**Exercise requirements**
Using the entries that follow, state how many lines contain the word "variables". The response is that number and nothing more.

[Records about charts and figures]
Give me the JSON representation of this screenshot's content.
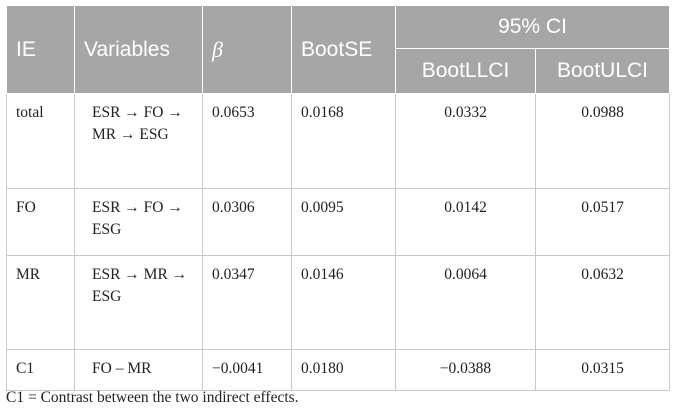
{
  "table": {
    "headers": {
      "ie": "IE",
      "variables": "Variables",
      "beta": "β",
      "bootse": "BootSE",
      "ci": "95% CI",
      "bootllci": "BootLLCI",
      "bootulci": "BootULCI"
    },
    "rows": [
      {
        "ie": "total",
        "variables": "ESR → FO → MR → ESG",
        "beta": "0.0653",
        "bootse": "0.0168",
        "bootllci": "0.0332",
        "bootulci": "0.0988"
      },
      {
        "ie": "FO",
        "variables": "ESR → FO → ESG",
        "beta": "0.0306",
        "bootse": "0.0095",
        "bootllci": "0.0142",
        "bootulci": "0.0517"
      },
      {
        "ie": "MR",
        "variables": "ESR → MR → ESG",
        "beta": "0.0347",
        "bootse": "0.0146",
        "bootllci": "0.0064",
        "bootulci": "0.0632"
      },
      {
        "ie": "C1",
        "variables": "FO – MR",
        "beta": "−0.0041",
        "bootse": "0.0180",
        "bootllci": "−0.0388",
        "bootulci": "0.0315"
      }
    ]
  },
  "footnote": "C1 = Contrast between the two indirect effects."
}
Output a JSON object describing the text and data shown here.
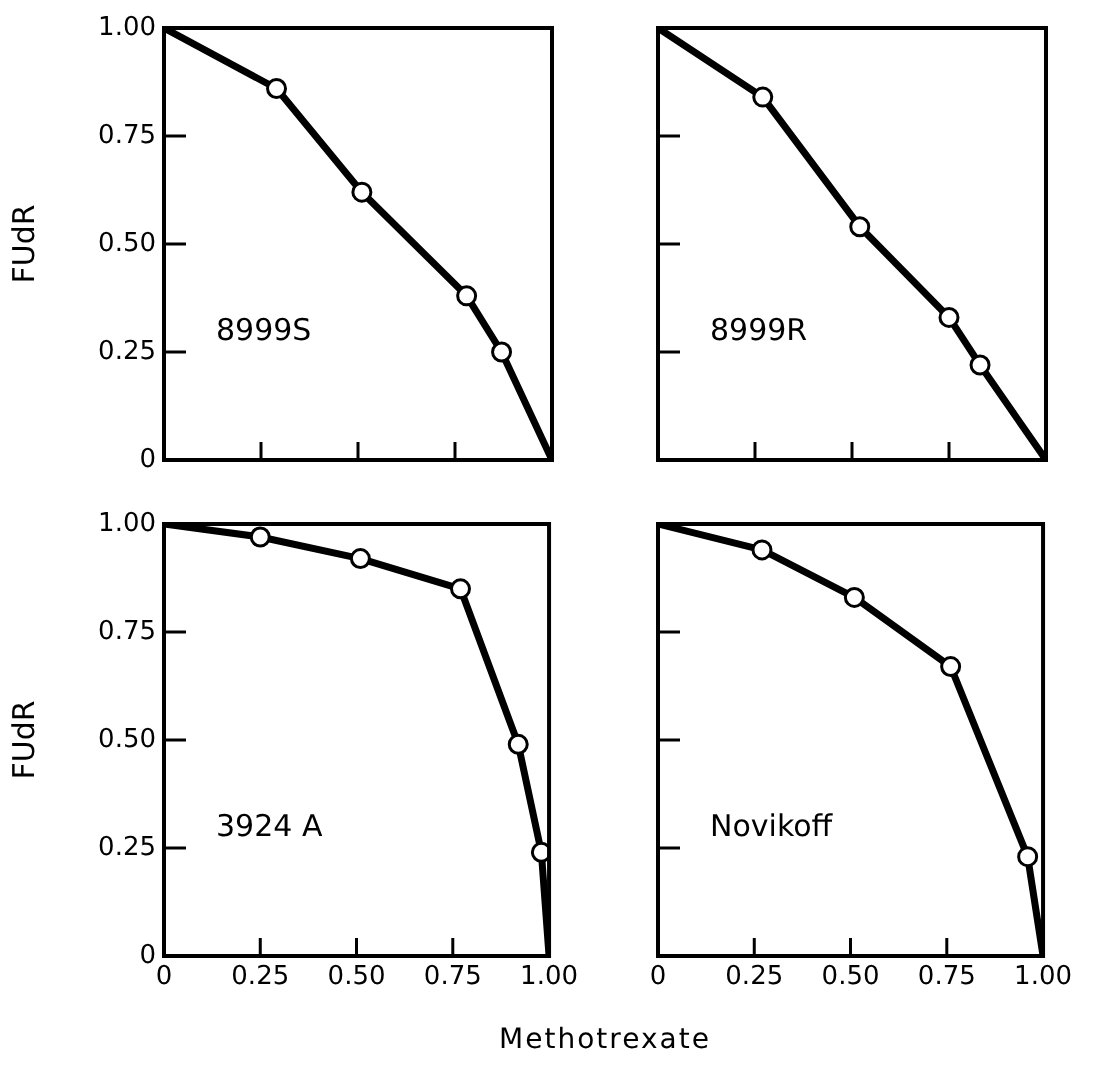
{
  "chart_data": [
    {
      "type": "line",
      "ylabel": "FUdR",
      "annotations": [
        "8999S"
      ],
      "xlim": [
        0,
        1
      ],
      "ylim": [
        0,
        1
      ],
      "xticks": [
        {
          "value": 0.25,
          "label": null
        },
        {
          "value": 0.5,
          "label": null
        },
        {
          "value": 0.75,
          "label": null
        }
      ],
      "yticks": [
        0,
        0.25,
        {
          "value": 0.5,
          "label": "0.50"
        },
        0.75,
        {
          "value": 1,
          "label": "1.00"
        }
      ],
      "tick_labels": "y",
      "grid": false,
      "legend": false,
      "series": [
        {
          "type": "line",
          "color": "#000000",
          "marker": "none",
          "x": [
            0,
            0.29,
            0.51,
            0.78,
            0.87,
            1
          ],
          "values": [
            1,
            0.86,
            0.62,
            0.38,
            0.25,
            0
          ]
        },
        {
          "type": "scatter",
          "color": "#000000",
          "marker": "circle",
          "x": [
            0.29,
            0.51,
            0.78,
            0.87
          ],
          "values": [
            0.86,
            0.62,
            0.38,
            0.25
          ]
        }
      ]
    },
    {
      "type": "line",
      "annotations": [
        "8999R"
      ],
      "xlim": [
        0,
        1
      ],
      "ylim": [
        0,
        1
      ],
      "xticks": [
        {
          "value": 0.25,
          "label": null
        },
        {
          "value": 0.5,
          "label": null
        },
        {
          "value": 0.75,
          "label": null
        }
      ],
      "yticks": [
        {
          "value": 0.25,
          "label": null
        },
        {
          "value": 0.5,
          "label": null
        },
        {
          "value": 0.75,
          "label": null
        }
      ],
      "tick_labels": false,
      "grid": false,
      "legend": false,
      "series": [
        {
          "type": "line",
          "color": "#000000",
          "marker": "none",
          "x": [
            0,
            0.27,
            0.52,
            0.75,
            0.83,
            1
          ],
          "values": [
            1,
            0.84,
            0.54,
            0.33,
            0.22,
            0
          ]
        },
        {
          "type": "scatter",
          "color": "#000000",
          "marker": "circle",
          "x": [
            0.27,
            0.52,
            0.75,
            0.83
          ],
          "values": [
            0.84,
            0.54,
            0.33,
            0.22
          ]
        }
      ]
    },
    {
      "type": "line",
      "ylabel": "FUdR",
      "xlabel": "Methotrexate",
      "annotations": [
        "3924 A"
      ],
      "xlim": [
        0,
        1
      ],
      "ylim": [
        0,
        1
      ],
      "xticks": [
        0,
        0.25,
        {
          "value": 0.5,
          "label": "0.50"
        },
        0.75,
        {
          "value": 1,
          "label": "1.00"
        }
      ],
      "yticks": [
        0,
        0.25,
        {
          "value": 0.5,
          "label": "0.50"
        },
        0.75,
        {
          "value": 1,
          "label": "1.00"
        }
      ],
      "grid": false,
      "legend": false,
      "series": [
        {
          "type": "line",
          "color": "#000000",
          "marker": "none",
          "x": [
            0,
            0.25,
            0.51,
            0.77,
            0.92,
            0.98,
            1
          ],
          "values": [
            1,
            0.97,
            0.92,
            0.85,
            0.49,
            0.24,
            0
          ]
        },
        {
          "type": "scatter",
          "color": "#000000",
          "marker": "circle",
          "x": [
            0.25,
            0.51,
            0.77,
            0.92,
            0.98
          ],
          "values": [
            0.97,
            0.92,
            0.85,
            0.49,
            0.24
          ]
        }
      ]
    },
    {
      "type": "line",
      "annotations": [
        "Novikoff"
      ],
      "xlim": [
        0,
        1
      ],
      "ylim": [
        0,
        1
      ],
      "xticks": [
        0,
        0.25,
        {
          "value": 0.5,
          "label": "0.50"
        },
        0.75,
        {
          "value": 1,
          "label": "1.00"
        }
      ],
      "yticks": [
        {
          "value": 0.25,
          "label": null
        },
        {
          "value": 0.5,
          "label": null
        },
        {
          "value": 0.75,
          "label": null
        }
      ],
      "tick_labels": "x",
      "grid": false,
      "legend": false,
      "series": [
        {
          "type": "line",
          "color": "#000000",
          "marker": "none",
          "x": [
            0,
            0.27,
            0.51,
            0.76,
            0.96,
            1
          ],
          "values": [
            1,
            0.94,
            0.83,
            0.67,
            0.23,
            0
          ]
        },
        {
          "type": "scatter",
          "color": "#000000",
          "marker": "circle",
          "x": [
            0.27,
            0.51,
            0.76,
            0.96
          ],
          "values": [
            0.94,
            0.83,
            0.67,
            0.23
          ]
        }
      ]
    }
  ]
}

**Result for this exercise**
5